Task inputs
========

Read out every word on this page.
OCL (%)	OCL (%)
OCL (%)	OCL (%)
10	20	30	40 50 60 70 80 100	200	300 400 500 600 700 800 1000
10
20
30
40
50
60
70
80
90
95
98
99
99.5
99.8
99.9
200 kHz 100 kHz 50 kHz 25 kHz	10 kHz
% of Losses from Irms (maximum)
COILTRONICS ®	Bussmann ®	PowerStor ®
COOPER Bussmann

========

Direction
Tally how many lines of the records hold the word "Bussmann". Answer with the number only.

Solution for this task
2